What you are asked to do
Without the pictures, output the records below word for word.

____ Records for the exercise

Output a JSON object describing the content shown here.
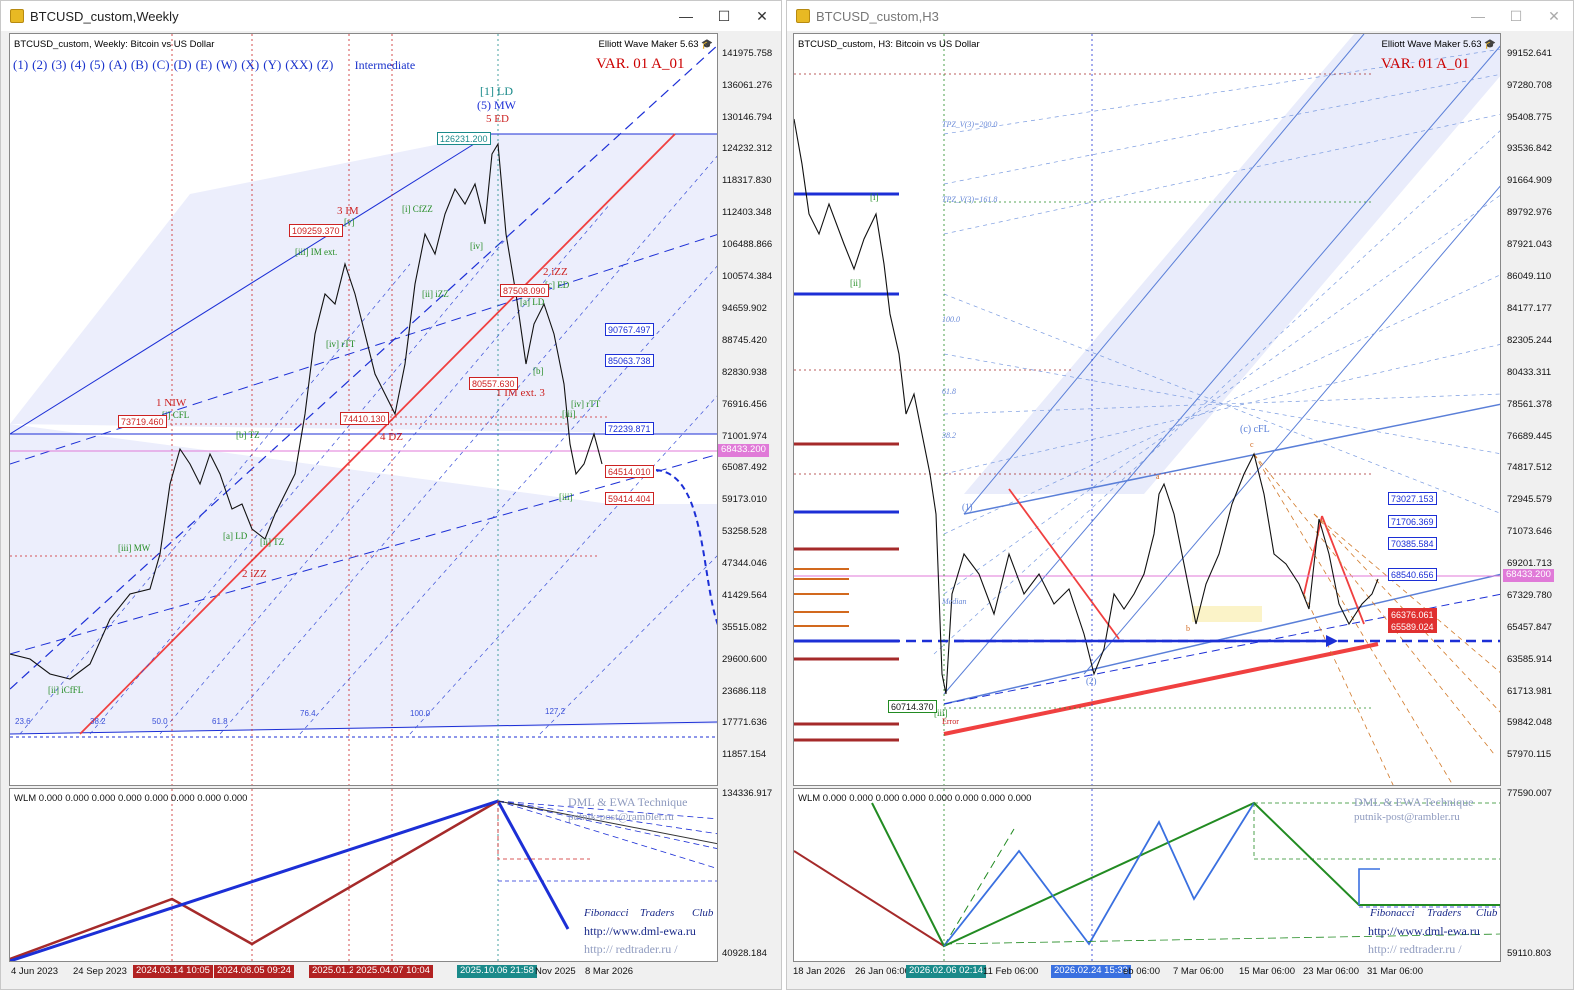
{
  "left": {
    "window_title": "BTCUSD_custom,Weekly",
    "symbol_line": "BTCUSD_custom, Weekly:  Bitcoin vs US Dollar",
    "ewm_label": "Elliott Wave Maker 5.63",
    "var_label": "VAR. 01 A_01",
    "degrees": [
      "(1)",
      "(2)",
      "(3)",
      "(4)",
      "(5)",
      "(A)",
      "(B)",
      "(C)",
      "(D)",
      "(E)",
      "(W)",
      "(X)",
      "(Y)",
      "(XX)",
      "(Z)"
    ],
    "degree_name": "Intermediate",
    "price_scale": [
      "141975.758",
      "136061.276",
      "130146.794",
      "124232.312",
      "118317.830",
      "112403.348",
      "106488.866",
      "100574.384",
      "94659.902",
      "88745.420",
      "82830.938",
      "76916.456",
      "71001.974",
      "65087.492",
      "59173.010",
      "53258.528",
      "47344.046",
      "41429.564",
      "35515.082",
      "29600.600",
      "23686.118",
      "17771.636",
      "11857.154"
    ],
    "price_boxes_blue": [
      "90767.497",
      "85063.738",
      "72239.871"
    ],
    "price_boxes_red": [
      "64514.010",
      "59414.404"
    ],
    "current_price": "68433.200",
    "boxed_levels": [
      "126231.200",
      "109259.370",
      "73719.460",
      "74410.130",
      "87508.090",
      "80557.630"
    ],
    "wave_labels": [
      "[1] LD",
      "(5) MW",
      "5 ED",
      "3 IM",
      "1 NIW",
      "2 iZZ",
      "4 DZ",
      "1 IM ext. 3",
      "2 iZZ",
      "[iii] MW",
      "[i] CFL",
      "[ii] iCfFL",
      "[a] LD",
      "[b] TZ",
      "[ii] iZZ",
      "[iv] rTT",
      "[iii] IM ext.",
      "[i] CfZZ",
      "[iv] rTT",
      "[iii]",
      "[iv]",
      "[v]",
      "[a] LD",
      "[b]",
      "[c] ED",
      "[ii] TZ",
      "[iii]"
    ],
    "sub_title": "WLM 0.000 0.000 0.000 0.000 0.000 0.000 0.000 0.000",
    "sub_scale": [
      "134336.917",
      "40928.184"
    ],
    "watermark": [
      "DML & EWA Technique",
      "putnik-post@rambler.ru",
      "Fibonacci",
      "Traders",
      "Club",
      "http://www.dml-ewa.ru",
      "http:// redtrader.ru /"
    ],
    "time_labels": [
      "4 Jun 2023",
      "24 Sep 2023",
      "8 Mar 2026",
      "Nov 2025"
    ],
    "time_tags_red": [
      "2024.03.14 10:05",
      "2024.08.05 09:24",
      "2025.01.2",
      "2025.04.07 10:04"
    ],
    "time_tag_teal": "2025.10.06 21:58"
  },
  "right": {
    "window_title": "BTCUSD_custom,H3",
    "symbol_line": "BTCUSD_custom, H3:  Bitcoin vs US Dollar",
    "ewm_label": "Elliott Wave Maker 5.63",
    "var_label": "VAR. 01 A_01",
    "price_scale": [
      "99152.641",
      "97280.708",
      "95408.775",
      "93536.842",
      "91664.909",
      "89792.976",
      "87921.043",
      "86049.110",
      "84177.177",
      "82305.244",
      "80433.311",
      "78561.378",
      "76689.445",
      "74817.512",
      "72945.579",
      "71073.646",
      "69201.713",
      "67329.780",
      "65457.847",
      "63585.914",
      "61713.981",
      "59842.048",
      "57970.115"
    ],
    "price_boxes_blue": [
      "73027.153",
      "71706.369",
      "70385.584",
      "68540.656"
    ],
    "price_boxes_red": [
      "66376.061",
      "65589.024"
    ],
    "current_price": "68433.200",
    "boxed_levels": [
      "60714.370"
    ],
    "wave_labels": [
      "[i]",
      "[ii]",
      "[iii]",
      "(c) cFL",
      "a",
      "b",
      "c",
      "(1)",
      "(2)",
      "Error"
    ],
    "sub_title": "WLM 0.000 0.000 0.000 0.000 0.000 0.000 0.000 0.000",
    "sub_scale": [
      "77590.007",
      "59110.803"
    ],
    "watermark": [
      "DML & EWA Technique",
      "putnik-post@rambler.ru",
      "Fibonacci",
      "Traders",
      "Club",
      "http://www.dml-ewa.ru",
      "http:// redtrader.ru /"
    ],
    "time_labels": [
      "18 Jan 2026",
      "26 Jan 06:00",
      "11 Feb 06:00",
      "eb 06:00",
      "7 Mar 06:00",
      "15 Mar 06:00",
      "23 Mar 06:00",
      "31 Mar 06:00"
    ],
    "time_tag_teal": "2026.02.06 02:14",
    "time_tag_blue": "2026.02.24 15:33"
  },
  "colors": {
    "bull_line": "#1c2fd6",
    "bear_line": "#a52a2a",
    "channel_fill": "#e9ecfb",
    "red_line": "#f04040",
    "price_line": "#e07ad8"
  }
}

________

Reply
Output a JSON object describing the content shown here.
{
  "left": {
    "window_title": "BTCUSD_custom,Weekly",
    "symbol_line": "BTCUSD_custom, Weekly:  Bitcoin vs US Dollar",
    "ewm_label": "Elliott Wave Maker 5.63",
    "var_label": "VAR. 01 A_01",
    "degrees": [
      "(1)",
      "(2)",
      "(3)",
      "(4)",
      "(5)",
      "(A)",
      "(B)",
      "(C)",
      "(D)",
      "(E)",
      "(W)",
      "(X)",
      "(Y)",
      "(XX)",
      "(Z)"
    ],
    "degree_name": "Intermediate",
    "price_scale": [
      "141975.758",
      "136061.276",
      "130146.794",
      "124232.312",
      "118317.830",
      "112403.348",
      "106488.866",
      "100574.384",
      "94659.902",
      "88745.420",
      "82830.938",
      "76916.456",
      "71001.974",
      "65087.492",
      "59173.010",
      "53258.528",
      "47344.046",
      "41429.564",
      "35515.082",
      "29600.600",
      "23686.118",
      "17771.636",
      "11857.154"
    ],
    "price_boxes_blue": [
      "90767.497",
      "85063.738",
      "72239.871"
    ],
    "price_boxes_red": [
      "64514.010",
      "59414.404"
    ],
    "current_price": "68433.200",
    "boxed_levels": [
      "126231.200",
      "109259.370",
      "73719.460",
      "74410.130",
      "87508.090",
      "80557.630"
    ],
    "wave_labels": [
      "[1] LD",
      "(5) MW",
      "5 ED",
      "3 IM",
      "1 NIW",
      "2 iZZ",
      "4 DZ",
      "1 IM ext. 3",
      "2 iZZ",
      "[iii] MW",
      "[i] CFL",
      "[ii] iCfFL",
      "[a] LD",
      "[b] TZ",
      "[ii] iZZ",
      "[iv] rTT",
      "[iii] IM ext.",
      "[i] CfZZ",
      "[iv] rTT",
      "[iii]",
      "[iv]",
      "[v]",
      "[a] LD",
      "[b]",
      "[c] ED",
      "[ii] TZ",
      "[iii]"
    ],
    "sub_title": "WLM 0.000 0.000 0.000 0.000 0.000 0.000 0.000 0.000",
    "sub_scale": [
      "134336.917",
      "40928.184"
    ],
    "watermark": [
      "DML & EWA Technique",
      "putnik-post@rambler.ru",
      "Fibonacci",
      "Traders",
      "Club",
      "http://www.dml-ewa.ru",
      "http:// redtrader.ru /"
    ],
    "time_labels": [
      "4 Jun 2023",
      "24 Sep 2023",
      "8 Mar 2026",
      "Nov 2025"
    ],
    "time_tags_red": [
      "2024.03.14 10:05",
      "2024.08.05 09:24",
      "2025.01.2",
      "2025.04.07 10:04"
    ],
    "time_tag_teal": "2025.10.06 21:58"
  },
  "right": {
    "window_title": "BTCUSD_custom,H3",
    "symbol_line": "BTCUSD_custom, H3:  Bitcoin vs US Dollar",
    "ewm_label": "Elliott Wave Maker 5.63",
    "var_label": "VAR. 01 A_01",
    "price_scale": [
      "99152.641",
      "97280.708",
      "95408.775",
      "93536.842",
      "91664.909",
      "89792.976",
      "87921.043",
      "86049.110",
      "84177.177",
      "82305.244",
      "80433.311",
      "78561.378",
      "76689.445",
      "74817.512",
      "72945.579",
      "71073.646",
      "69201.713",
      "67329.780",
      "65457.847",
      "63585.914",
      "61713.981",
      "59842.048",
      "57970.115"
    ],
    "price_boxes_blue": [
      "73027.153",
      "71706.369",
      "70385.584",
      "68540.656"
    ],
    "price_boxes_red": [
      "66376.061",
      "65589.024"
    ],
    "current_price": "68433.200",
    "boxed_levels": [
      "60714.370"
    ],
    "wave_labels": [
      "[i]",
      "[ii]",
      "[iii]",
      "(c) cFL",
      "a",
      "b",
      "c",
      "(1)",
      "(2)",
      "Error"
    ],
    "sub_title": "WLM 0.000 0.000 0.000 0.000 0.000 0.000 0.000 0.000",
    "sub_scale": [
      "77590.007",
      "59110.803"
    ],
    "watermark": [
      "DML & EWA Technique",
      "putnik-post@rambler.ru",
      "Fibonacci",
      "Traders",
      "Club",
      "http://www.dml-ewa.ru",
      "http:// redtrader.ru /"
    ],
    "time_labels": [
      "18 Jan 2026",
      "26 Jan 06:00",
      "11 Feb 06:00",
      "eb 06:00",
      "7 Mar 06:00",
      "15 Mar 06:00",
      "23 Mar 06:00",
      "31 Mar 06:00"
    ],
    "time_tag_teal": "2026.02.06 02:14",
    "time_tag_blue": "2026.02.24 15:33"
  },
  "colors": {
    "bull_line": "#1c2fd6",
    "bear_line": "#a52a2a",
    "channel_fill": "#e9ecfb",
    "red_line": "#f04040",
    "price_line": "#e07ad8"
  }
}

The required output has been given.